- Consigne 1:
Repérez dans les entrées chaque ligne où figure la chaîne « date », puis recopiez ces lignes.

- Texte à lire:
Ainsi décrit-elle sa maison au Hameau de la Hamelinière,
à Bellou Calvados, entre forêts et pommiers, en ce beau Pays d'Auge. Au
lendemain, deux laboureurs attestent de sa naissance. Elle est "Fille
naturelle" d'Eugénie, 26 ans, fileuse, de Bellou comme l'étaient
ses aïeux... et voilà bien ce que nous savons.
Couramment nommée Eugénie, elle est
affectueusement nommée "Jenny", et ce ne sera que vers l'âge de 18 ans
qu'elle fera officiellement usage de son prénom de Rose, voire Rose Marie.
Sa mère est fileuse, ... fileuse et
journalière parce qu'à quelque 6 kms cheminant bois et prés, se trouvent les
manufactures textiles de Vimoutiers dans l'Orne. En cette première moitié du 19ème siècle,
la production moyenne est de 15.500 pièces l'an, et dans un rayon de
cinq lieues, la fabrication anime cinq mille métiers autour desquels
vingt mille ouvriers s’affairent. Le textile,
toiles de fils et cretonne, règne sur
toute la région.
Il faut aller et venir pour
s'approvisionner en fils et fournir. Vie aimante au foyer mais si dure au
labeur. Un jeune frère ne semble pas survivre, et Pierre Alexandre,
de 6 ans cadet de Rose, naît dans les champs alors même que sa mère s'en
vient de Vimoutiers. Rose et Pierre Alexandre seront fileurs avant
de devenir tisserands. Et Rose plus tard décrira ce temps-là : "En grandissant on
aidait à l'ouvrage, en apprenant à lire quelque peu; On était simple et
naïve au village : On respectait ses parents, craignait Dieu"

- Données à utiliser:
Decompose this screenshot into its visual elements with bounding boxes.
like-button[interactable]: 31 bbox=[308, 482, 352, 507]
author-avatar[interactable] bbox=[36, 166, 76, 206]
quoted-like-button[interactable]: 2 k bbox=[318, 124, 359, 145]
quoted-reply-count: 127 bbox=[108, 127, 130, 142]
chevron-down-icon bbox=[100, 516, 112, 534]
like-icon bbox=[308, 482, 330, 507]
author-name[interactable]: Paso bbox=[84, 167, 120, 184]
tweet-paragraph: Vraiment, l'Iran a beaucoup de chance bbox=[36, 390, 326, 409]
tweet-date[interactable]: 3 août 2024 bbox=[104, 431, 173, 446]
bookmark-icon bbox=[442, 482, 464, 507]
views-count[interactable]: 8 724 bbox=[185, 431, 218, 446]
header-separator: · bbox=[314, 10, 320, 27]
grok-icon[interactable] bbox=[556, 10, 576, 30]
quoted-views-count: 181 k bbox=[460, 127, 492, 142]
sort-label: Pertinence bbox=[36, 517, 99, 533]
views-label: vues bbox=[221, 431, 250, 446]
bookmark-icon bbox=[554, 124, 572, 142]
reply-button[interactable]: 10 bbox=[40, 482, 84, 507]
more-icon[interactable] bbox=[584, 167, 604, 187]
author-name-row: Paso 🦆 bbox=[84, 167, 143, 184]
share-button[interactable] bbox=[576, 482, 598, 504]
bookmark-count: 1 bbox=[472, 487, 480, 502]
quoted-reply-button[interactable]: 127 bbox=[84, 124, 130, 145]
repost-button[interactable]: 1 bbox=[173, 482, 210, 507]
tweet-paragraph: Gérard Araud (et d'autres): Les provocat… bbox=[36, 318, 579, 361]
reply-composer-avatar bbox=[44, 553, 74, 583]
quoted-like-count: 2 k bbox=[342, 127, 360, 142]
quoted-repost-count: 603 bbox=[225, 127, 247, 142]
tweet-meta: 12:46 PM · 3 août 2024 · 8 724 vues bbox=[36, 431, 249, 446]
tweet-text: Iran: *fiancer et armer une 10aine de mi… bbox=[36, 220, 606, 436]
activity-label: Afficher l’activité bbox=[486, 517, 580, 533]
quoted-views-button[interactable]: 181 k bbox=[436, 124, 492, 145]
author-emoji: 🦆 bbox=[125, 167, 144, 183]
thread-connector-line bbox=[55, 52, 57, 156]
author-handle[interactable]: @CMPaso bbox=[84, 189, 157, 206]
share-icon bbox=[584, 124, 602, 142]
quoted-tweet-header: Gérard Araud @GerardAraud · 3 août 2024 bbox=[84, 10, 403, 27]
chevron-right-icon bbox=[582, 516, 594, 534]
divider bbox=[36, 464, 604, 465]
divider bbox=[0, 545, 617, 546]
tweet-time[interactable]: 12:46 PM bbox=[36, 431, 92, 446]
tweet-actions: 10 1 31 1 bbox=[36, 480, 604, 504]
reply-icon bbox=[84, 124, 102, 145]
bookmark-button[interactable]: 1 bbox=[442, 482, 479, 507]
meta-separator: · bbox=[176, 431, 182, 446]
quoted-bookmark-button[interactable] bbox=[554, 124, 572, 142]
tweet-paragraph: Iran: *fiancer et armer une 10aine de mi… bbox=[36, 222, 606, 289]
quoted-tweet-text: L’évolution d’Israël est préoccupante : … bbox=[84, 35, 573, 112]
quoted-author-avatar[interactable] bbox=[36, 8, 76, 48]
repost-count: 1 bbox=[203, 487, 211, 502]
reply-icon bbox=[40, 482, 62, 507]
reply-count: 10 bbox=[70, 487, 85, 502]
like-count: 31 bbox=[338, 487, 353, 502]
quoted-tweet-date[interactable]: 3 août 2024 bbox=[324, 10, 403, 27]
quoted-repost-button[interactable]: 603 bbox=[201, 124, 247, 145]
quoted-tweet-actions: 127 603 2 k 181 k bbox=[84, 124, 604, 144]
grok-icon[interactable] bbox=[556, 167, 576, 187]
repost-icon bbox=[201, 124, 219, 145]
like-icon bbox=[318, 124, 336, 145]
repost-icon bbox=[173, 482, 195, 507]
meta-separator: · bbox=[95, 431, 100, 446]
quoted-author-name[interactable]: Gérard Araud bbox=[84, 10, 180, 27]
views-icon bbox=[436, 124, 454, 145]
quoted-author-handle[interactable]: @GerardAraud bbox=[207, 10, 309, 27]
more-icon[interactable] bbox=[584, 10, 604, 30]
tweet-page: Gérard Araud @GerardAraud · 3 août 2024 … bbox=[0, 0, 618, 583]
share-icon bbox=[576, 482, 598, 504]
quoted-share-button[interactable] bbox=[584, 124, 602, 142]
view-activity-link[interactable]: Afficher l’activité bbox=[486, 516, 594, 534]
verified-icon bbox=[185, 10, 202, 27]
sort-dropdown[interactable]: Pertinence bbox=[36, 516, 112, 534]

- Consigne 2:
Recopiez intégralement le texte sur l'enfance de Rose à Bellou, sans y changer quoi que ce soit.

- Corrigé 1:
tweet-date[interactable]: 3 août 2024 bbox=[104, 431, 173, 446]
quoted-tweet-date[interactable]: 3 août 2024 bbox=[324, 10, 403, 27]

- Corrigé 2:
Ainsi décrit-elle sa maison au Hameau de la Hamelinière,
à Bellou Calvados, entre forêts et pommiers, en ce beau Pays d'Auge. Au
lendemain, deux laboureurs attestent de sa naissance. Elle est "Fille
naturelle" d'Eugénie, 26 ans, fileuse, de Bellou comme l'étaient
ses aïeux... et voilà bien ce que nous savons.
Couramment nommée Eugénie, elle est
affectueusement nommée "Jenny", et ce ne sera que vers l'âge de 18 ans
qu'elle fera officiellement usage de son prénom de Rose, voire Rose Marie.
Sa mère est fileuse, ... fileuse et
journalière parce qu'à quelque 6 kms cheminant bois et prés, se trouvent les
manufactures textiles de Vimoutiers dans l'Orne. En cette première moitié du 19ème siècle,
la production moyenne est de 15.500 pièces l'an, et dans un rayon de
cinq lieues, la fabrication anime cinq mille métiers autour desquels
vingt mille ouvriers s’affairent. Le textile,
toiles de fils et cretonne, règne sur
toute la région.
Il faut aller et venir pour
s'approvisionner en fils et fournir. Vie aimante au foyer mais si dure au
labeur. Un jeune frère ne semble pas survivre, et Pierre Alexandre,
de 6 ans cadet de Rose, naît dans les champs alors même que sa mère s'en
vient de Vimoutiers. Rose et Pierre Alexandre seront fileurs avant
de devenir tisserands. Et Rose plus tard décrira ce temps-là : "En grandissant on
aidait à l'ouvrage, en apprenant à lire quelque peu; On était simple et
naïve au village : On respectait ses parents, craignait Dieu"